**REQUISITOS DO EXERCÍCIO**:
- 1) No texto sobre o login no Unix, por que o programa /bin/login chama setuid()/setgid() depois de validar as credenciais? Responda em uma a três frases.
- 2) Transcreva do texto sobre o login no Unix o trecho que começa nas palavras com "Esse programa faz" e termina em "ou algo equivalente.".

**TRECHO DO DOCUMENTO**:

É bacana jogar uma terminologia:
kernel = núcleo, parte interna.
shell = concha, a parte mais externa, a "casca".
Voltando lá aos bons tempos onde interface gráfica era coisa de frutinha, quando o sistema bootava, o kernel carregava o init, que fazia as tarefas de configurar o ambiente (montar sistemas de arquivo, configurar quotas, etc.) e iniciava os daemons, que é o equivalente no unix ao que no windows chamam de "serviços", ou seja, aplicações que rodam em background (sem interface direta com o console, e portanto, com o usuário), e, finalmente, os controladores de terminal (getty e equivalentes), que configuravam os terminais de texto (console local ou via porta serial; Alguém lembra nas repartições públicas daqueles terminais vt-100 com tela verde?, e zilhões de quilômetros de cabos RS-422?).
Os getty tem uma função simples: configuram os parametros do terminal, exibem a mensagem de pre-login (basicamente eles leem um arquivo chamado /etc/issue, e logam ele na tela), e leem uma unica linha digitada pelo usuario: o nome de login.
A partir daí, ele faz um exec() para o executavel /bin/login , usando o nome de login digitado.
Esse programa faz a validacao das credenciais de segurança, geralmente pedindo e validando a senha do usuário, e caso passe, ele usa (dentre outras) as chamadas de sistema fork() (para criar um processo filho), setsid() (para criar um novo grupo de processos, não vou entrar em detalhes), setuid()/setgid() (para mudar as permissoes do processo [que originalmente roda como root] para aqueles do usuário autenticado), e, finalmente, faz um exec() para o shell do sistema, ou aquele informado para o usuario, no arquivo /etc/passwd ou algo equivalente.
O processo login herda os seguintes descritores de arquivo do getty(): descritor de arquivo zero: associado ao terminal, em modo leitura; Descritores 1 & 2, associados ao terminal, em modo escrita.
Tanto o login, quanto o shell que herda dele, associam estes descritores, respectivamente, ao que na terminologia ansi c se chama por entrada padrão, saída padrão, e saída de erros padrão.
Quando a biblioteca C mapeia estes descritores aos sistemas de mais alto nível, com buffers, ela o faz criando os famosos objetos FILE * chamados, respectivamente, de stdin, stdout, e stderr.
O shell, então, roda em modo interativo, lendo comandos que o usuário passa, e executando.
Cada subprocesso que o shell cria, por exemplo, quando você chama um comando externo (grep, cat, etc.), herda estes descritores de arquivos associados ao terminal.

**LINHAS DE DADOS**:
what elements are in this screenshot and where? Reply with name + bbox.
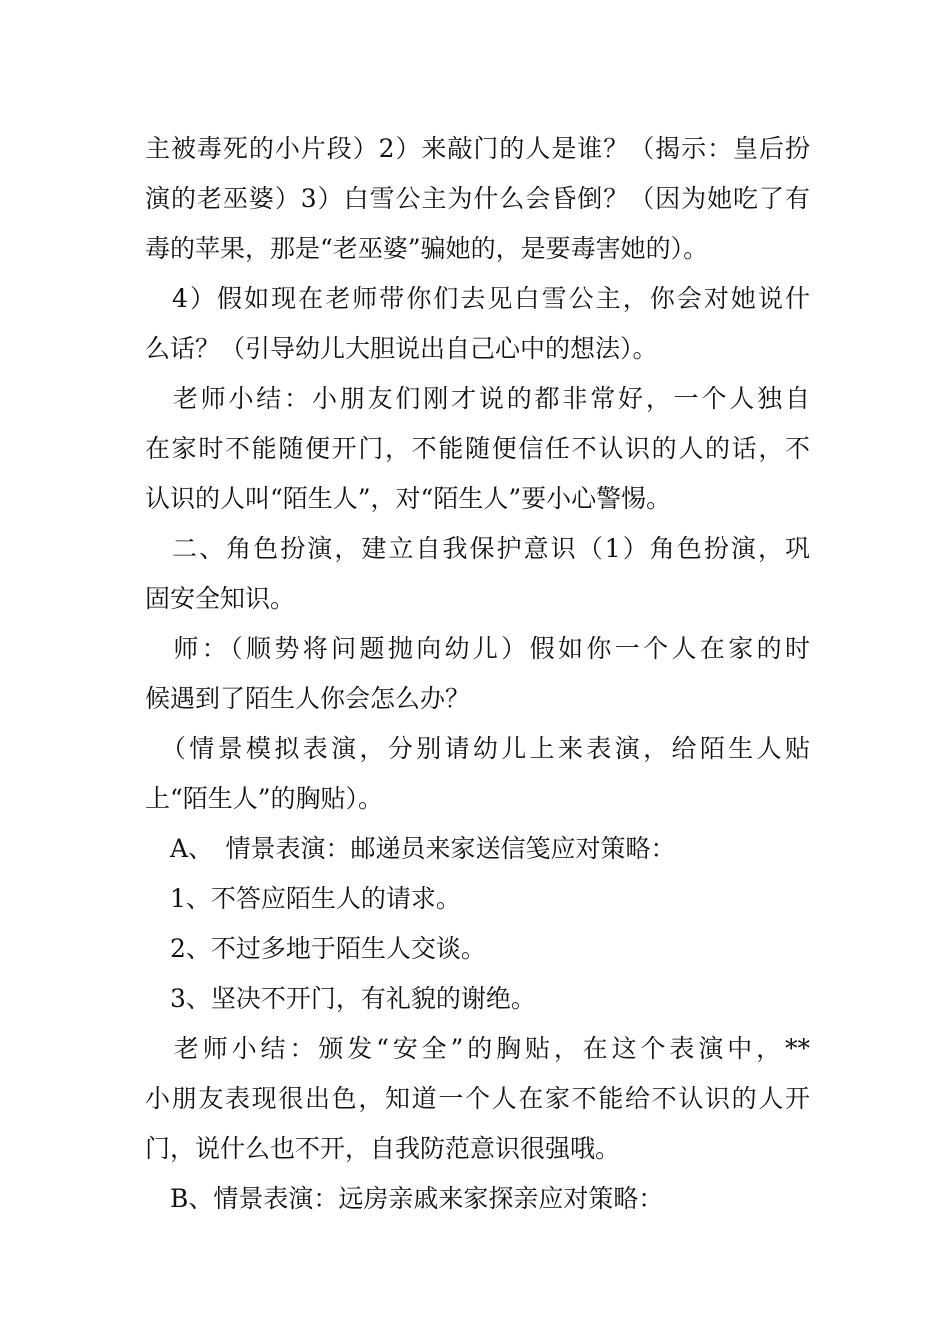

**RESPOSTAS**:
- 1) O /bin/login chama setuid()/setgid() para trocar as permissões do processo, que originalmente roda como root, pelas do usuário autenticado.

- 2)
Esse programa faz a validacao das credenciais de segurança, geralmente pedindo e validando a senha do usuário, e caso passe, ele usa (dentre outras) as chamadas de sistema fork() (para criar um processo filho), setsid() (para criar um novo grupo de processos, não vou entrar em detalhes), setuid()/setgid() (para mudar as permissoes do processo [que originalmente roda como root] para aqueles do usuário autenticado), e, finalmente, faz um exec() para o shell do sistema, ou aquele informado para o usuario, no arquivo /etc/passwd ou algo equivalente.